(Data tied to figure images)
· · ·

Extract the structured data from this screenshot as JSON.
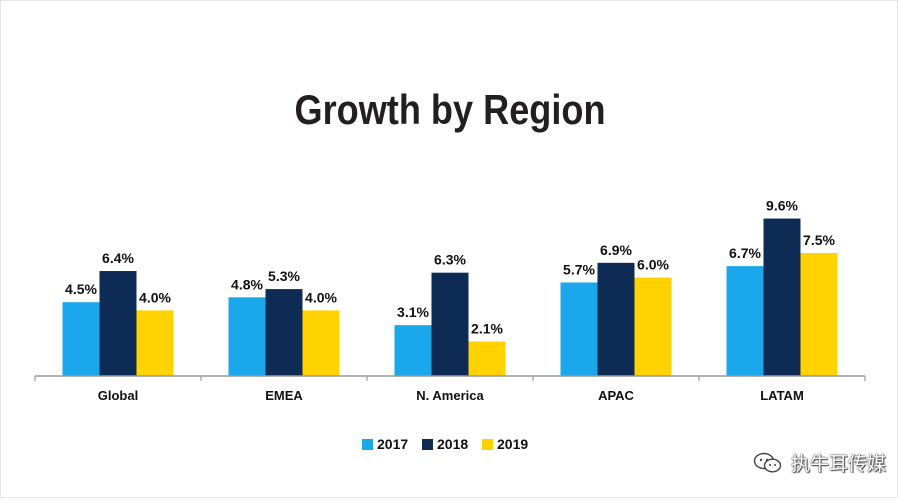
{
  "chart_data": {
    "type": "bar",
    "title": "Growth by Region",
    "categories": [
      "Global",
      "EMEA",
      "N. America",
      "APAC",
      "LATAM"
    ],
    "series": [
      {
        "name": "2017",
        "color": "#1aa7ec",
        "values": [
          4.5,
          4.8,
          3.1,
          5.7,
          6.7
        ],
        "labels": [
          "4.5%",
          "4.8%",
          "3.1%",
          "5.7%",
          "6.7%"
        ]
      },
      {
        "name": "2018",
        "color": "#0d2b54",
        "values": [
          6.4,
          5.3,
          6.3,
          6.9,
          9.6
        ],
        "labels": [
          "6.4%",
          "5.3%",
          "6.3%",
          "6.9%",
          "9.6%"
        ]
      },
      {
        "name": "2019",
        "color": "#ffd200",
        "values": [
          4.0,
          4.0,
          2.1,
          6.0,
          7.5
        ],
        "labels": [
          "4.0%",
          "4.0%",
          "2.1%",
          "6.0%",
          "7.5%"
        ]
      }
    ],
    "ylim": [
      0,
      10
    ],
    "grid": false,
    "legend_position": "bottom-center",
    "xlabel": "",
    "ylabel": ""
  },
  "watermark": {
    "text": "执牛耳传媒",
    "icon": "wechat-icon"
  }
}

· · ·

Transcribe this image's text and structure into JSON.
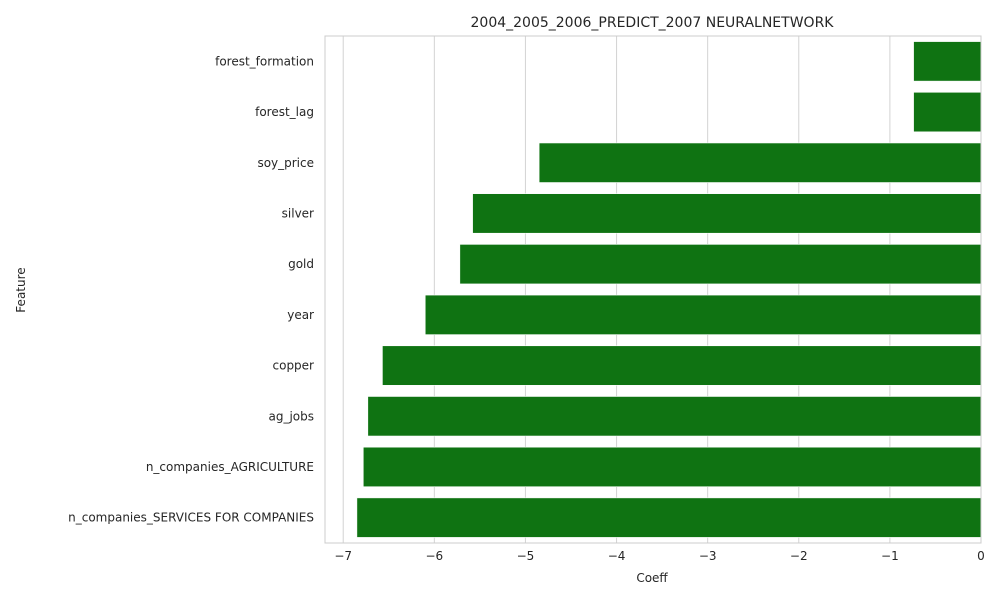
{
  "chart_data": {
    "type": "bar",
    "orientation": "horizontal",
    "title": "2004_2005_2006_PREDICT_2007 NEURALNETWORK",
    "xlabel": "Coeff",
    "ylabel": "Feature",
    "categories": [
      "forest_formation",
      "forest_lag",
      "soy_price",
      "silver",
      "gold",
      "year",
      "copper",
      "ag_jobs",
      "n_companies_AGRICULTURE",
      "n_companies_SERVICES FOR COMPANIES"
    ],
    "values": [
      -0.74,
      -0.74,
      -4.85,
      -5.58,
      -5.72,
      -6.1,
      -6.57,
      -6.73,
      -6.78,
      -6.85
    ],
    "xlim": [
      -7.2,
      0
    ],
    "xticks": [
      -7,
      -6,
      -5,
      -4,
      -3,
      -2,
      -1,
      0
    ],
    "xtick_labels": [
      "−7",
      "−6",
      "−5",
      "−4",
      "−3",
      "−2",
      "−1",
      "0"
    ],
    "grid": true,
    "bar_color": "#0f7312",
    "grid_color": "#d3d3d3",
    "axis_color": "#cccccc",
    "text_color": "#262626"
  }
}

· · ·

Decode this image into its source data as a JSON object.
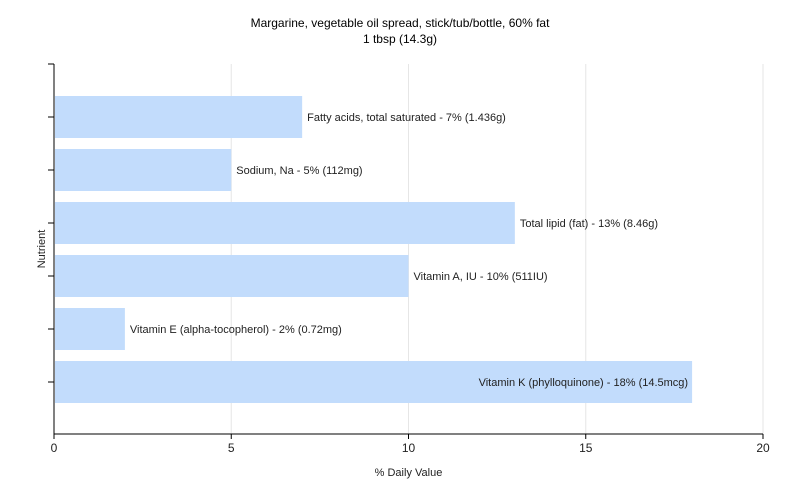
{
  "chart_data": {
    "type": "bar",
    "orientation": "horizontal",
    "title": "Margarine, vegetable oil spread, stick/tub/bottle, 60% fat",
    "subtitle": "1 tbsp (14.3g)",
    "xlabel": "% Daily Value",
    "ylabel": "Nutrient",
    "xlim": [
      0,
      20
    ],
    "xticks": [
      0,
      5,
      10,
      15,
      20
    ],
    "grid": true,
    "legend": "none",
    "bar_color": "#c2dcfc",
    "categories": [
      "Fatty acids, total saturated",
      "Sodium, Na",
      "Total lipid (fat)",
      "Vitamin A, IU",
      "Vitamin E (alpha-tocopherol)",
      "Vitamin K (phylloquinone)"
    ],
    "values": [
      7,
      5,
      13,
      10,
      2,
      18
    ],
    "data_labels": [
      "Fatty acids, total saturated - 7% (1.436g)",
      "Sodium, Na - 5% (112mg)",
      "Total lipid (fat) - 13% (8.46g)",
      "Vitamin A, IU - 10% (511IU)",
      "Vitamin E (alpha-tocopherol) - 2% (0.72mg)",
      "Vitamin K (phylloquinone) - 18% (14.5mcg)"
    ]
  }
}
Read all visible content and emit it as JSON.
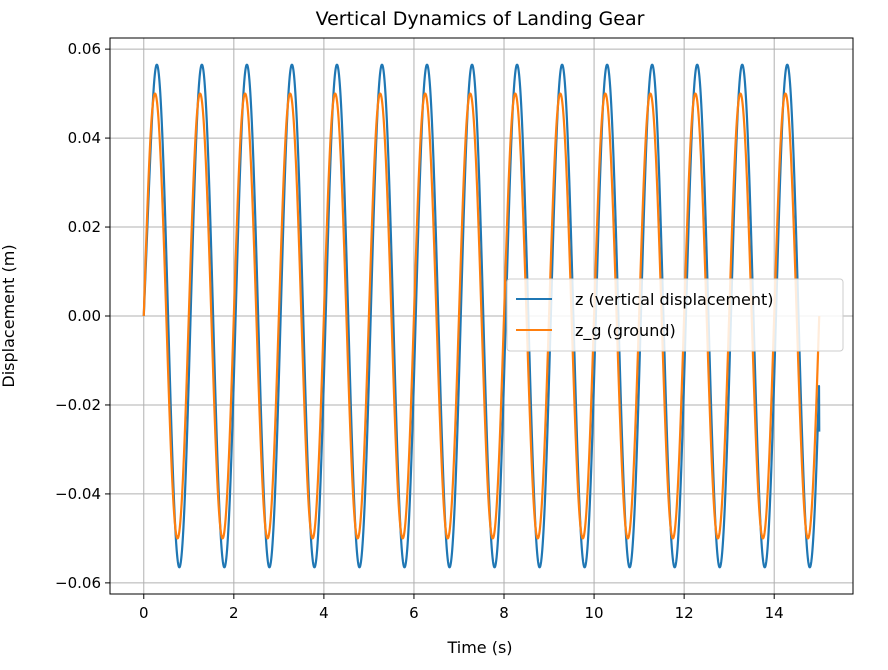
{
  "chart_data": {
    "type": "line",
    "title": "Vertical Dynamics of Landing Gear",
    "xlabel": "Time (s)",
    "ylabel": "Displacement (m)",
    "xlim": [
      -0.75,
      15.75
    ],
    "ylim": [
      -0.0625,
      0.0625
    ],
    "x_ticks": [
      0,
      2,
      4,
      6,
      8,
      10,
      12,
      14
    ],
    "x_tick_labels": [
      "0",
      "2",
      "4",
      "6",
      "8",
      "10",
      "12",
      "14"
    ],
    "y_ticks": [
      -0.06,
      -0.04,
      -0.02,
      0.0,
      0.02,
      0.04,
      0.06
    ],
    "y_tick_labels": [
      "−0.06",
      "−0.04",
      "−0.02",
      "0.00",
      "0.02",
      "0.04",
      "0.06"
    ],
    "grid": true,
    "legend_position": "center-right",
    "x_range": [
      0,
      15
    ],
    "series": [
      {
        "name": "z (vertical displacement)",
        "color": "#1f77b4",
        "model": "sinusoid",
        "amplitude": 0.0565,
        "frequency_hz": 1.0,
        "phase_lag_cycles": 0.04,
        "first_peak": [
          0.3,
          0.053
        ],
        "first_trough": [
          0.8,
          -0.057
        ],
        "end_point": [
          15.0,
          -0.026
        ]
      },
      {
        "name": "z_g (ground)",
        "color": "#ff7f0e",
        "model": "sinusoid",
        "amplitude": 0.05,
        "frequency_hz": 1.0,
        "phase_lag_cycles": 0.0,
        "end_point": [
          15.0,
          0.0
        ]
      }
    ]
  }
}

· · ·

> [SET EXERCISE] Show the lines from the data above that contain the string "Fatty".

> [EXERCISE RESPONSE]
      "Fatty acids, total saturated",
      "Fatty acids, total saturated - 7% (1.436g)",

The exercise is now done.